### Do this
Pull every line that holds the word "Consular" from the entries.

### Provided data

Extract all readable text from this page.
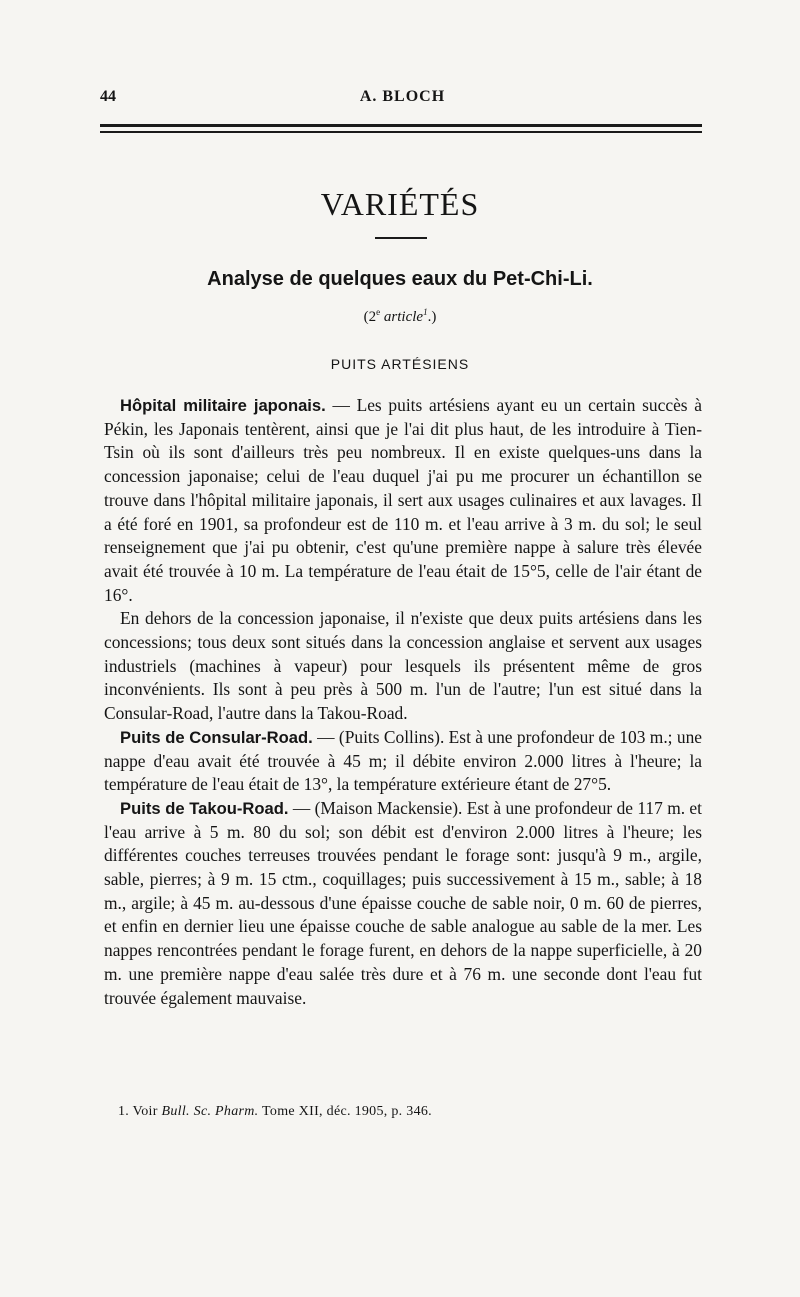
44	A. BLOCH
VARIÉTÉS
Analyse de quelques eaux du Pet-Chi-Li.
(2e article$^1$.)
PUITS ARTÉSIENS

Hôpital militaire japonais. — Les puits artésiens ayant eu un certain succès à Pékin, les Japonais tentèrent, ainsi que je l'ai dit plus haut, de les introduire à Tien-Tsin où ils sont d'ailleurs très peu nombreux. Il en existe quelques-uns dans la concession japonaise; celui de l'eau duquel j'ai pu me procurer un échantillon se trouve dans l'hôpital militaire japonais, il sert aux usages culinaires et aux lavages. Il a été foré en 1901, sa profondeur est de 110 m. et l'eau arrive à 3 m. du sol; le seul renseignement que j'ai pu obtenir, c'est qu'une première nappe à salure très élevée avait été trouvée à 10 m. La température de l'eau était de 15°5, celle de l'air étant de 16°.

En dehors de la concession japonaise, il n'existe que deux puits artésiens dans les concessions; tous deux sont situés dans la concession anglaise et servent aux usages industriels (machines à vapeur) pour lesquels ils présentent même de gros inconvénients. Ils sont à peu près à 500 m. l'un de l'autre; l'un est situé dans la Consular-Road, l'autre dans la Takou-Road.

Puits de Consular-Road. — (Puits Collins). Est à une profondeur de 103 m.; une nappe d'eau avait été trouvée à 45 m; il débite environ 2.000 litres à l'heure; la température de l'eau était de 13°, la température extérieure étant de 27°5.

Puits de Takou-Road. — (Maison Mackensie). Est à une profondeur de 117 m. et l'eau arrive à 5 m. 80 du sol; son débit est d'environ 2.000 litres à l'heure; les différentes couches terreuses trouvées pendant le forage sont: jusqu'à 9 m., argile, sable, pierres; à 9 m. 15 ctm., coquillages; puis successivement à 15 m., sable; à 18 m., argile; à 45 m. au-dessous d'une épaisse couche de sable noir, 0 m. 60 de pierres, et enfin en dernier lieu une épaisse couche de sable analogue au sable de la mer. Les nappes rencontrées pendant le forage furent, en dehors de la nappe superficielle, à 20 m. une première nappe d'eau salée très dure et à 76 m. une seconde dont l'eau fut trouvée également mauvaise.

1. Voir Bull. Sc. Pharm. Tome XII, déc. 1905, p. 346.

### Exercise answer
En dehors de la concession japonaise, il n'existe que deux puits artésiens dans les concessions; tous deux sont situés dans la concession anglaise et servent aux usages industriels (machines à vapeur) pour lesquels ils présentent même de gros inconvénients. Ils sont à peu près à 500 m. l'un de l'autre; l'un est situé dans la Consular-Road, l'autre dans la Takou-Road.
Puits de Consular-Road. — (Puits Collins). Est à une profondeur de 103 m.; une nappe d'eau avait été trouvée à 45 m; il débite environ 2.000 litres à l'heure; la température de l'eau était de 13°, la température extérieure étant de 27°5.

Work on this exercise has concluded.